STATED TASK A »
In the post on current feedback amplifiers, reproduce the passage starting with "Post 812 has" and going on through "positive current feedback!", substituting "current-mode feedback" for "current feedback".

SOURCE EXCERPT »
Post 812 has three circuits. A Theory of Operation of CFA's should be sufficiently general to cover all three. A simple one that does is that CFA input stage current is not simply equal to, but actually is, some combination of output stage and other currents (current feedback). This is one way to distinguish CFAs from VFAs, for which this is not true.
There are those who prefer to look at CFAs in other ways, which may also be valid (although I am unaware of a method that applies to all three circuits.) It is possible to explain a phenomenon in more than one way. However, we should always keep Occam's Razor in mind.
The problem occurs with the outright rejection of some of the explanation of current feedback.
I am happy to grant that with any significant load, the input and output stage currents are in phase. With no load, they are out of phase, and the CFA employs positive current feedback!

DATA FOR THIS TASK »
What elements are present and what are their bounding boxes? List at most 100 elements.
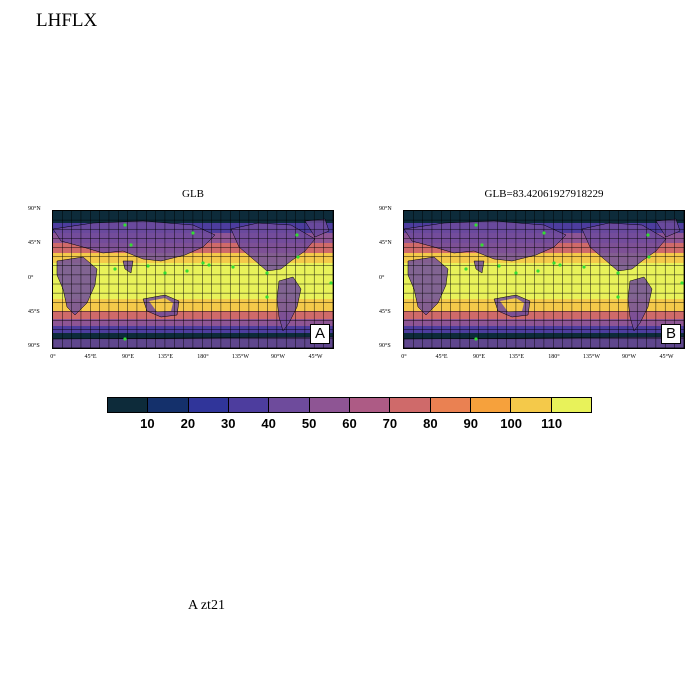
lon-tick-label: 45°W bbox=[308, 354, 323, 360]
colorbar-tick-label: 10 bbox=[140, 416, 155, 431]
station-marker bbox=[464, 267, 468, 271]
station-marker bbox=[265, 271, 269, 275]
station-marker bbox=[146, 264, 150, 268]
colorbar-tick-label: 70 bbox=[382, 416, 398, 431]
colorbar-swatch bbox=[228, 398, 270, 412]
station-marker bbox=[296, 255, 300, 259]
lat-tick-label: 0° bbox=[379, 274, 385, 281]
latent-heat-flux-field bbox=[404, 211, 684, 348]
lat-tick-label: 90°N bbox=[379, 206, 392, 212]
station-marker bbox=[514, 271, 518, 275]
landmass-dry bbox=[149, 298, 173, 312]
map-panel-b: GLB=83.42061927918229 B 90°N 45°N 0° 45°S 90… bbox=[379, 188, 685, 360]
station-marker bbox=[113, 267, 117, 271]
panel-label-box: B bbox=[661, 324, 681, 344]
station-marker bbox=[474, 337, 478, 341]
lat-tick-label: 45°N bbox=[28, 240, 41, 246]
station-marker bbox=[680, 281, 684, 285]
colorbar-swatch bbox=[349, 398, 391, 412]
station-marker bbox=[207, 263, 211, 267]
station-marker bbox=[647, 255, 651, 259]
colorbar-tick-label: 80 bbox=[423, 416, 438, 431]
lon-tick-label: 90°W bbox=[621, 354, 637, 360]
station-marker bbox=[582, 265, 586, 269]
colorbar-swatch bbox=[390, 398, 431, 412]
station-marker bbox=[474, 223, 478, 227]
station-marker bbox=[480, 243, 484, 247]
station-marker bbox=[616, 295, 620, 299]
landmass bbox=[581, 222, 667, 272]
lon-tick-label: 45°E bbox=[84, 354, 97, 360]
colorbar-tick-label: 110 bbox=[541, 416, 563, 431]
panel-title: GLB bbox=[182, 188, 204, 200]
lon-tick-label: 180° bbox=[197, 354, 209, 360]
station-marker bbox=[329, 281, 333, 285]
colorbar-swatch bbox=[470, 398, 512, 412]
colorbar-swatch bbox=[148, 398, 189, 412]
lon-tick-label: 0° bbox=[50, 354, 56, 360]
colorbar-swatch bbox=[108, 398, 149, 412]
colorbar-tick-label: 100 bbox=[500, 416, 523, 431]
colorbar-swatch bbox=[309, 398, 350, 412]
lon-tick-label: 135°E bbox=[157, 354, 174, 360]
station-marker bbox=[295, 233, 299, 237]
station-marker bbox=[552, 261, 556, 265]
map-panel-a: GLB A 90°N 45°N 0° 45°S 90°S 0° 45°E 90°E 135°E… bbox=[28, 188, 334, 360]
station-marker bbox=[536, 269, 540, 273]
lon-tick-label: 45°W bbox=[659, 354, 674, 360]
station-marker bbox=[646, 233, 650, 237]
colorbar-swatch bbox=[511, 398, 552, 412]
station-marker bbox=[191, 231, 195, 235]
lat-tick-label: 90°N bbox=[28, 206, 41, 212]
colorbar-tick-label: 30 bbox=[221, 416, 236, 431]
lon-tick-label: 45°E bbox=[435, 354, 448, 360]
landmass bbox=[230, 222, 316, 272]
colorbar-swatch bbox=[430, 398, 471, 412]
landmass bbox=[122, 260, 134, 274]
lat-tick-label: 45°N bbox=[379, 240, 392, 246]
colorbar-swatch bbox=[551, 398, 591, 412]
lat-tick-label: 90°S bbox=[379, 343, 391, 349]
landmass bbox=[473, 260, 485, 274]
landmass bbox=[404, 220, 567, 262]
station-marker bbox=[163, 271, 167, 275]
map-plot bbox=[403, 210, 685, 349]
landmass bbox=[655, 218, 681, 238]
lon-tick-label: 135°E bbox=[508, 354, 525, 360]
colorbar-tick-label: 20 bbox=[180, 416, 196, 431]
station-marker bbox=[185, 269, 189, 273]
colorbar-swatch bbox=[188, 398, 229, 412]
footer-label: A zt21 bbox=[188, 598, 225, 613]
station-marker bbox=[123, 223, 127, 227]
latent-heat-flux-field bbox=[53, 211, 333, 348]
station-marker bbox=[231, 265, 235, 269]
station-marker bbox=[201, 261, 205, 265]
colorbar bbox=[107, 397, 592, 413]
station-marker bbox=[265, 295, 269, 299]
colorbar-tick-label: 90 bbox=[463, 416, 478, 431]
lat-tick-label: 0° bbox=[28, 274, 34, 281]
station-marker bbox=[497, 264, 501, 268]
map-plot bbox=[52, 210, 334, 349]
panel-label-box: A bbox=[310, 324, 330, 344]
lon-tick-label: 180° bbox=[548, 354, 560, 360]
landmass bbox=[53, 220, 216, 262]
panel-title: GLB=83.42061927918229 bbox=[484, 188, 604, 200]
lon-tick-label: 90°W bbox=[270, 354, 286, 360]
colorbar-tick-label: 50 bbox=[301, 416, 317, 431]
station-marker bbox=[123, 337, 127, 341]
station-marker bbox=[616, 271, 620, 275]
colorbar-swatch bbox=[269, 398, 310, 412]
station-marker bbox=[542, 231, 546, 235]
station-marker bbox=[129, 243, 133, 247]
figure-title: LHFLX bbox=[36, 10, 98, 31]
lat-tick-label: 45°S bbox=[28, 309, 40, 315]
lat-tick-label: 90°S bbox=[28, 343, 40, 349]
lon-tick-label: 135°W bbox=[231, 354, 250, 360]
lat-tick-label: 45°S bbox=[379, 309, 391, 315]
lon-tick-label: 135°W bbox=[582, 354, 601, 360]
station-marker bbox=[558, 263, 562, 267]
colorbar-tick-label: 60 bbox=[342, 416, 357, 431]
lon-tick-label: 90°E bbox=[472, 354, 486, 360]
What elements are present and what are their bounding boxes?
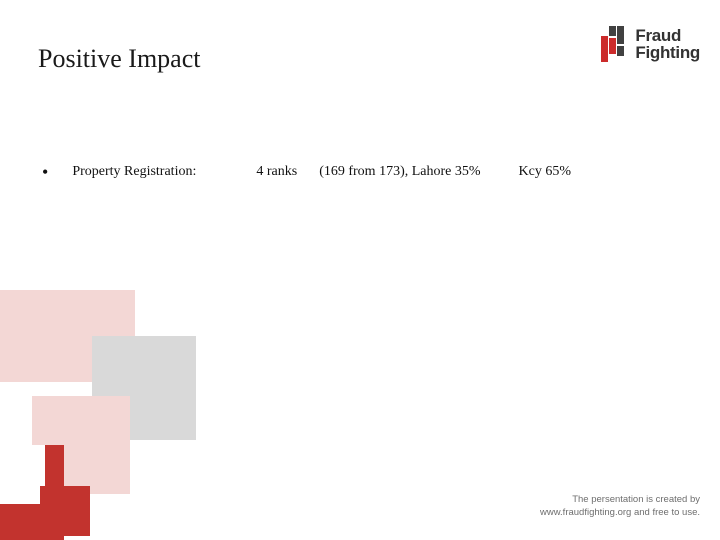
page-title: Positive Impact xyxy=(38,44,200,74)
logo-word-1: Fraud xyxy=(635,27,700,44)
bullet-extra: Kcy 65% xyxy=(519,164,572,180)
footer-line-1: The persentation is created by xyxy=(540,494,700,507)
bullet-ranks: 4 ranks xyxy=(256,164,297,180)
slide: Positive Impact Fraud Fighting • Propert… xyxy=(0,0,720,540)
logo-text: Fraud Fighting xyxy=(635,27,700,61)
bullet-line: • Property Registration: 4 ranks (169 fr… xyxy=(42,163,571,181)
logo-mark-icon xyxy=(601,26,629,62)
bullet-label: Property Registration: xyxy=(72,164,196,180)
brand-logo: Fraud Fighting xyxy=(601,26,700,62)
footer-credit: The persentation is created by www.fraud… xyxy=(540,494,700,520)
footer-line-2: www.fraudfighting.org and free to use. xyxy=(540,507,700,520)
logo-word-2: Fighting xyxy=(635,44,700,61)
decor-block xyxy=(40,486,90,536)
decor-block xyxy=(0,445,45,504)
bullet-icon: • xyxy=(42,163,48,181)
bullet-detail: (169 from 173), Lahore 35% xyxy=(319,164,480,180)
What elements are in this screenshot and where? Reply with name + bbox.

STATED TASK B »
From the records, copy only the lines starting with the line with "lon-tick-label: 45°W bbox=[308, 354, 323, 360]" and going on through the line with "station-marker bbox=[474, 223, 478, 227]", keeping each line identical.

FULL OUTPUT A »
Post 812 has three circuits. A Theory of Operation of CFA's should be sufficiently general to cover all three. A simple one that does is that CFA input stage current is not simply equal to, but actually is, some combination of output stage and other currents (current-mode feedback). This is one way to distinguish CFAs from VFAs, for which this is not true.
There are those who prefer to look at CFAs in other ways, which may also be valid (although I am unaware of a method that applies to all three circuits.) It is possible to explain a phenomenon in more than one way. However, we should always keep Occam's Razor in mind.
The problem occurs with the outright rejection of some of the explanation of current-mode feedback.
I am happy to grant that with any significant load, the input and output stage currents are in phase. With no load, they are out of phase, and the CFA employs positive current-mode feedback!

FULL OUTPUT B »
lon-tick-label: 45°W bbox=[308, 354, 323, 360]
colorbar-tick-label: 10 bbox=[140, 416, 155, 431]
station-marker bbox=[464, 267, 468, 271]
station-marker bbox=[265, 271, 269, 275]
station-marker bbox=[146, 264, 150, 268]
colorbar-tick-label: 70 bbox=[382, 416, 398, 431]
colorbar-swatch bbox=[228, 398, 270, 412]
station-marker bbox=[296, 255, 300, 259]
lat-tick-label: 0° bbox=[379, 274, 385, 281]
latent-heat-flux-field bbox=[404, 211, 684, 348]
lat-tick-label: 90°N bbox=[379, 206, 392, 212]
station-marker bbox=[514, 271, 518, 275]
landmass-dry bbox=[149, 298, 173, 312]
map-panel-b: GLB=83.42061927918229 B 90°N 45°N 0° 45°S 90… bbox=[379, 188, 685, 360]
station-marker bbox=[113, 267, 117, 271]
panel-label-box: B bbox=[661, 324, 681, 344]
station-marker bbox=[474, 337, 478, 341]
lat-tick-label: 45°N bbox=[28, 240, 41, 246]
station-marker bbox=[680, 281, 684, 285]
colorbar-swatch bbox=[349, 398, 391, 412]
station-marker bbox=[207, 263, 211, 267]
station-marker bbox=[647, 255, 651, 259]
colorbar-tick-label: 80 bbox=[423, 416, 438, 431]
lon-tick-label: 90°W bbox=[621, 354, 637, 360]
station-marker bbox=[582, 265, 586, 269]
colorbar-swatch bbox=[390, 398, 431, 412]
station-marker bbox=[474, 223, 478, 227]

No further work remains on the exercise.